* _Provided passage_
=== Begin Enclosure ===

When it comes to animals and research, it's best to stay away from the subject since most of the time it's incredibly depressing. However, animal research has given us some fantastic breakthroughs and cool stories. Let's take the time to honor ten of our furry, feathery, and slimy lab assistants.
For a long time, pigeons were hanging around cities eating old french fries and spreading disease. Then psychologist B.F. Skinner put them to work. By isolating them in a box, which he modestly called a Skinner Box, and subjecting to various stimuli like food pellets or changes in lighting, he developed a controlled approach to psychological experimentation.
Mice have been good enough to help people out with everything from cures for baldness to learning techniques. They're used so often, in so many capacities that Douglas Adams famously cast them as the uber-villains in The Hitchhiker's Guide to the Galaxy, manipulating humanity by controlling the results for psychological testing. It's true that the use of mice and rats in experiments is a little sad, since these experiments generally end with someone taking a look at the mouse's brain, but consider it payback for the Black Plague.
Like mice, these fish are known most for their bulk contribution to science, instead of any particular achievement. Their two main strengths are having a spine and keeping their nice clear eggs on the outside of their bodies while the eggs develop. This gives scientists an unobstructed view into the embryonic development of vertebrates.
Again, we're verging dangerously on the sad here, but let's take a look at some of the least depressing achievments of dogs. They started off strong, helping Ivan Pavlov discover the conditioned reflex. Pavlov rang a bell, or sounded a whistle, or started up a tuning fork, every time he fed his dogs, and noticed them slobber all over themselves in their desire to eat. After some time, the dogs slobbered even without the food, just hearing the bell. Pavlov learned an important behavior - bells make people want to spit. Or something. He's best known for that. Dogs, however, moved on, to outer space in the Russian space program. Nowadays, certain dogs, like doberman, have been found to be prone to narcolepsy. Scientists study them to understand the disorder.

=== End Enclosure ===

* _Exercises_
- a) Can you reproduce the section of the piece on animals in research that opens with the words containing "For a long time, pigeons" and closes with "to psychological experimentation."?
- b) Can you write the next part of the piece on animals in research, picking up after its final sentence?

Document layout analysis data
=== Begin Enclosure ===

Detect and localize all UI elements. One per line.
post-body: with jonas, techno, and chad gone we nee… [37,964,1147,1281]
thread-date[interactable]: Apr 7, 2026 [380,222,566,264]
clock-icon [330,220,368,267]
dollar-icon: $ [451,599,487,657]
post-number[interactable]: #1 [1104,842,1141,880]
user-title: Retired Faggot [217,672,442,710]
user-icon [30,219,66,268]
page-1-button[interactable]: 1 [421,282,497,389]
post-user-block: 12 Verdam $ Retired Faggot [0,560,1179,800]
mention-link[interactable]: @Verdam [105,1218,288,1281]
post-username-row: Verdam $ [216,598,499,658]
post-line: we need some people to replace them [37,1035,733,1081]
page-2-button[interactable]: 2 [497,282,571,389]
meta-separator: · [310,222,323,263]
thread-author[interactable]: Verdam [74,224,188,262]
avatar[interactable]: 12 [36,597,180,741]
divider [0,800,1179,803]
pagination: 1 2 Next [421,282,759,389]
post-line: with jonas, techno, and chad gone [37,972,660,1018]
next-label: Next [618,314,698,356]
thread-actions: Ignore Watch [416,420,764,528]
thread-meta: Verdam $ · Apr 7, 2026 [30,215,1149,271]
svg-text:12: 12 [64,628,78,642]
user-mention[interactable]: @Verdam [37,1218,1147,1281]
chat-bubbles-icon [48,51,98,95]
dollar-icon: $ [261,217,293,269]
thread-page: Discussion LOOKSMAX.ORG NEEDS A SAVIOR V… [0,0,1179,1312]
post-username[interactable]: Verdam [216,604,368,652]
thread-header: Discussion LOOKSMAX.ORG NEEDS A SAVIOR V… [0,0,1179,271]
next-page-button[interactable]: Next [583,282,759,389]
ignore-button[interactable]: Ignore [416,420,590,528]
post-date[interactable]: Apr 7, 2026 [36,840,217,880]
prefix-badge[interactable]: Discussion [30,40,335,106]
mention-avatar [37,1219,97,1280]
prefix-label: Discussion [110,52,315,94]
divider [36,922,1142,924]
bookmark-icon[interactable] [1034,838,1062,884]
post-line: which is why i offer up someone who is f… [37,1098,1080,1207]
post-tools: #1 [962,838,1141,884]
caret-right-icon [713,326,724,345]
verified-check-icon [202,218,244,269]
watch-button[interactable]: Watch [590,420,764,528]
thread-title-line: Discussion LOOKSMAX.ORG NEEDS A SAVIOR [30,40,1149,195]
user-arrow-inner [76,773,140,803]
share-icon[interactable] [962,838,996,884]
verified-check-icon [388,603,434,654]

=== End Enclosure ===

* _Answers to each task_
- a)
For a long time, pigeons were hanging around cities eating old french fries and spreading disease. Then psychologist B.F. Skinner put them to work. By isolating them in a box, which he modestly called a Skinner Box, and subjecting to various stimuli like food pellets or changes in lighting, he developed a controlled approach to psychological experimentation.

- b)
6. Nematode Worm
The nematode worm is kind of the Paris Hilton of the animal research world. It's known for being known. It has three hundred and two neurons and all of them are mapped out. Even if something unexpected happened inside the worm, researchers would be able to see, because it's transparent. Recent experiments done on nematodes include engineering its neurons so they fire when exposed to light and making it dance for the researchers' amusement.
Spiders aren't really that impressive research subjects. They're creepy, not closely related to humans, and don't have many behaviors that are replicated by other species. They did, however, make one spectacular contribution to science. They were given drugs, and then forced to make webs. Cocaine, LSD, pot, and caffeine were all given to spiders. (I'm not sure how. Tiny joints? Tiny straws and exposure to eighties movies?) The webs that they made were then photographed. There's no clear reason for why, but I suppose scientists have to have some fun.
4. E. Coli
These little guys are the factories of research. They're basically soulless, empty hosts that can be injected with other, more useful, genes. Escherichia coli have been used to manufacture vaccines, enzymes, and human insulin.
Chimpanzees are used for depressing genetic and medical research, but they're more noted for their even-more-depressing behavioral research. Since they're some of the closest family humans have, they're observed to see the uninhibited, early side of human nature. Turns out that we're jerks. Chimpanzees kill, rape, have organized raiding parties and sustained border wars, are violently status-conscious, pretty misogynistic, and have been known to literally kill, rip apart, and eat their young. They are awful, awful creatures, and the world would be better off without them, but they have set the bar low for us. If you manage to be better than a chimp, then you look like a pretty good example of humanity.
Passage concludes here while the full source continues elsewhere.